**Work to complete:**
Look through the data below. Pick out the lines holding the string "针尖半径".

**Given information:**
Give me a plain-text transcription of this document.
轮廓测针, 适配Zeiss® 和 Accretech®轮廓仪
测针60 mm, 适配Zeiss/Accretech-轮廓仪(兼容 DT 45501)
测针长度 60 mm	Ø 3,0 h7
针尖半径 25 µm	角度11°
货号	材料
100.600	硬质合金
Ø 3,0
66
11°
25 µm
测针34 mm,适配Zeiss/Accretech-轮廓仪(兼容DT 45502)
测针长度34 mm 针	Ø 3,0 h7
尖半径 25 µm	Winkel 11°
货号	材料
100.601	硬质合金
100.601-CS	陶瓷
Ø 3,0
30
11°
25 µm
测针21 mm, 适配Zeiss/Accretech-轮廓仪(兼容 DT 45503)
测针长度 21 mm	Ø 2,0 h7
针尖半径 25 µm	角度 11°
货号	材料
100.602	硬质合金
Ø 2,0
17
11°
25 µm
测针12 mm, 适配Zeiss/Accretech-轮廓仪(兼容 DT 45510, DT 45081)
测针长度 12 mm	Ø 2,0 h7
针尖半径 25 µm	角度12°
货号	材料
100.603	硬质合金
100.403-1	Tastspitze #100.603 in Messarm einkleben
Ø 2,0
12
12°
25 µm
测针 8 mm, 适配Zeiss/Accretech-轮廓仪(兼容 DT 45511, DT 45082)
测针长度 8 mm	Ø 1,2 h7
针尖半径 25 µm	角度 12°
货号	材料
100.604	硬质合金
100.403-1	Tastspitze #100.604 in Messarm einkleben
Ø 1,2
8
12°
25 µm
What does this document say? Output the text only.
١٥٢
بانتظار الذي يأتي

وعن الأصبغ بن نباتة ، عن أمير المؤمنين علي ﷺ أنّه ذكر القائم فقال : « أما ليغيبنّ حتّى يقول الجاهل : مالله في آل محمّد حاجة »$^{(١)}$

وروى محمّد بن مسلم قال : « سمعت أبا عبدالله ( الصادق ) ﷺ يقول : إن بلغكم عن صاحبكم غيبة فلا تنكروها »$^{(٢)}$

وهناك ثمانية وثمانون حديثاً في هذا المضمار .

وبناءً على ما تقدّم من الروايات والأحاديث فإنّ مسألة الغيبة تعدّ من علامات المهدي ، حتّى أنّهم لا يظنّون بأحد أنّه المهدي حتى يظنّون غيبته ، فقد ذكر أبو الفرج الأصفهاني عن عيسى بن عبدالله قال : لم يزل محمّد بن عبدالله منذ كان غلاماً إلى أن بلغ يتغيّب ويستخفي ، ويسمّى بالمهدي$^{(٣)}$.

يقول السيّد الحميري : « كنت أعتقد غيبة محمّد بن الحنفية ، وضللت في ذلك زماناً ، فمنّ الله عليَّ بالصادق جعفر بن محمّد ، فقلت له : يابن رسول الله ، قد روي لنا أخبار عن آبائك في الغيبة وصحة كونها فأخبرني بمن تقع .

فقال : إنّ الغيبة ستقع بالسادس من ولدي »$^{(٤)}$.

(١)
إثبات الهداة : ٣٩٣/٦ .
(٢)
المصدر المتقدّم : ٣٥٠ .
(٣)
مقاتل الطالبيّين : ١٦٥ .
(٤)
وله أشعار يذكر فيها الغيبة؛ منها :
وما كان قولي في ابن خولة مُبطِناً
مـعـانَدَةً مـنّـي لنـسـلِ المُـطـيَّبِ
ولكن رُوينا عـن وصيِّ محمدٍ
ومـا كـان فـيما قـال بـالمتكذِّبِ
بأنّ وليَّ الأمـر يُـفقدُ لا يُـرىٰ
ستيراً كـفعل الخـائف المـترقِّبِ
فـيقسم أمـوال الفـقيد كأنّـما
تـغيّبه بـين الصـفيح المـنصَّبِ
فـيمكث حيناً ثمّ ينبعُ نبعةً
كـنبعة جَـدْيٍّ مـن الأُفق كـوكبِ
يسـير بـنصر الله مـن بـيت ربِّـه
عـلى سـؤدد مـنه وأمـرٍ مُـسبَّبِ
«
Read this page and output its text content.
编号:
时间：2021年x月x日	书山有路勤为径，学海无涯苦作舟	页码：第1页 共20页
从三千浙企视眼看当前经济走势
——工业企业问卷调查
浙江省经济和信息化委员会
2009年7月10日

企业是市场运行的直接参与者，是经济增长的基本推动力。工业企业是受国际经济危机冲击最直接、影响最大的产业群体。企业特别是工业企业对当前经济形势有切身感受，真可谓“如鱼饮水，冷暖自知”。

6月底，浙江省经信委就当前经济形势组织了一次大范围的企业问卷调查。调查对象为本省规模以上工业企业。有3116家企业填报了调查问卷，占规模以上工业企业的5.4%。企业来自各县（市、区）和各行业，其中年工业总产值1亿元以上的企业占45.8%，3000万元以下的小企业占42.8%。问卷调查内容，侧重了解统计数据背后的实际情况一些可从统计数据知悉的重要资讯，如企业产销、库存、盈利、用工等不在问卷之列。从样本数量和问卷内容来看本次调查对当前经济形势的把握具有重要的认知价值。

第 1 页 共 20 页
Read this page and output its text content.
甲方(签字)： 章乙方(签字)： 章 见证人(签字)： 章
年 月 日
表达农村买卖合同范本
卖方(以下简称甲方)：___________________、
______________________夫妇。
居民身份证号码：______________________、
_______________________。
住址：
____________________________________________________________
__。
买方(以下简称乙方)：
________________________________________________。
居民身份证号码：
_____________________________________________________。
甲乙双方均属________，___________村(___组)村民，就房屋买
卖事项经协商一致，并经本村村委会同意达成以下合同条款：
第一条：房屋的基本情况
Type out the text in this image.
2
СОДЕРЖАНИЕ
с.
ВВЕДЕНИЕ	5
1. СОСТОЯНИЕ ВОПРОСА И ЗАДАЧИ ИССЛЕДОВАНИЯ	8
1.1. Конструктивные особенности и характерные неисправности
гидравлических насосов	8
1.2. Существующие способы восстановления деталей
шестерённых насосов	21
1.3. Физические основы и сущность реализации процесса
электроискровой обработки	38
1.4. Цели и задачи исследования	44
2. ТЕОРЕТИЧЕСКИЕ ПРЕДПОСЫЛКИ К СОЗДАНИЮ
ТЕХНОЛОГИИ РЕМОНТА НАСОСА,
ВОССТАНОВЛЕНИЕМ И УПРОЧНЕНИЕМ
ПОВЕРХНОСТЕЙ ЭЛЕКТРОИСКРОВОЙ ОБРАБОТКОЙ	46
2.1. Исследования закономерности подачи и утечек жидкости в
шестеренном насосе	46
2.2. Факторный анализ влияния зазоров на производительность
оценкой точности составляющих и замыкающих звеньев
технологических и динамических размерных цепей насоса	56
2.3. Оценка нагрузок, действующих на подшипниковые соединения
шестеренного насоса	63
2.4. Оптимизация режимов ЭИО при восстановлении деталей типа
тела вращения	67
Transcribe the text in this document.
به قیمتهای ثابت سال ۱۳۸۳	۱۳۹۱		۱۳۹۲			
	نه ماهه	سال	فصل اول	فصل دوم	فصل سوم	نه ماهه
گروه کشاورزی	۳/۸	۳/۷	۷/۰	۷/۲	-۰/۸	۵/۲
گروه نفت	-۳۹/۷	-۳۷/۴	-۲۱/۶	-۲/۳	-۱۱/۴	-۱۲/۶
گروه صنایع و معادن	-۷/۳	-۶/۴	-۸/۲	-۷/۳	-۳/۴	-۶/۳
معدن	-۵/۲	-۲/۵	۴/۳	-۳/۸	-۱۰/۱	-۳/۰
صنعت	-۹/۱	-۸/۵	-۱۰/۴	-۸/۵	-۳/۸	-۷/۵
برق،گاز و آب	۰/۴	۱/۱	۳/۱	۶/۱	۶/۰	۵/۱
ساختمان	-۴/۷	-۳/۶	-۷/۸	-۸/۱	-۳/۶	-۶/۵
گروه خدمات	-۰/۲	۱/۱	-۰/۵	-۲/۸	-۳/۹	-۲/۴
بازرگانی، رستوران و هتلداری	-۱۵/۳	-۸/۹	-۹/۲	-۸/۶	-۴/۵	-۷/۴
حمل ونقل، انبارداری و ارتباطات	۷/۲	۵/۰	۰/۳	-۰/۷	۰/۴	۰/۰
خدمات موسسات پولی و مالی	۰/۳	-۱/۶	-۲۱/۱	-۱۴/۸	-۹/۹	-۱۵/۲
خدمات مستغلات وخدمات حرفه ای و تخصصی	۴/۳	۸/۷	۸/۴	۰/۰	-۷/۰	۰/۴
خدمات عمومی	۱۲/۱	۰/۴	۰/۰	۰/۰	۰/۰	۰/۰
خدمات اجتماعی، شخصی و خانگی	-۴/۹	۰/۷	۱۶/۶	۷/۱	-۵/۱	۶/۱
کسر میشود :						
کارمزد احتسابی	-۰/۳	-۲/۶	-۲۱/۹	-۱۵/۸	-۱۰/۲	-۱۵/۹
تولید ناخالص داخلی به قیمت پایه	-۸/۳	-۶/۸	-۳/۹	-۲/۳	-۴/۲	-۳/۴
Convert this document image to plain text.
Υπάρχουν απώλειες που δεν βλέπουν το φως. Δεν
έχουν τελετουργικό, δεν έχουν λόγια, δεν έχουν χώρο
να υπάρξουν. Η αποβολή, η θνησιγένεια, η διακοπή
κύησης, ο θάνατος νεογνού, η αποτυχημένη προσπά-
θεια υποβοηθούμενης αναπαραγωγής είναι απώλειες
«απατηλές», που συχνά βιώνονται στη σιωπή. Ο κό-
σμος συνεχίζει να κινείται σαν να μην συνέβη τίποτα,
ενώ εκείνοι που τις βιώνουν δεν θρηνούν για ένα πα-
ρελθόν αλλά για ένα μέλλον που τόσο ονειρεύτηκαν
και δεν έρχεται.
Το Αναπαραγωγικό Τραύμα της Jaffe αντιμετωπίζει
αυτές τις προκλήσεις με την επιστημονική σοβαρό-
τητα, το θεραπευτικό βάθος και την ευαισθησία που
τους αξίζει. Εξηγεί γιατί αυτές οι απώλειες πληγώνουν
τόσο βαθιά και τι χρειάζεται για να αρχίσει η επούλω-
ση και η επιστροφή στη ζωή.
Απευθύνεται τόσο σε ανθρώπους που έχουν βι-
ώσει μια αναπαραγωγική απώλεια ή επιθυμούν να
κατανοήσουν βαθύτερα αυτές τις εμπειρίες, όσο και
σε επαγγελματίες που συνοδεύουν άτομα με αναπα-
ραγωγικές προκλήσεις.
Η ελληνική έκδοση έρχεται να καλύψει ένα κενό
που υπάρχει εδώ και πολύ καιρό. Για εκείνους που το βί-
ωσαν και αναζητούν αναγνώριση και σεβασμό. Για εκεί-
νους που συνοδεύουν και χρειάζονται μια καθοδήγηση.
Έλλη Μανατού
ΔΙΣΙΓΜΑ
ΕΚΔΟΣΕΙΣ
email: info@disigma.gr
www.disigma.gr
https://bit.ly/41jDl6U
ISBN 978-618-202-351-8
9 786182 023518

**Task response:**
针尖半径 25 µm	角度11°
针尖半径 25 µm	角度 11°
针尖半径 25 µm	角度12°
针尖半径 25 µm	角度 12°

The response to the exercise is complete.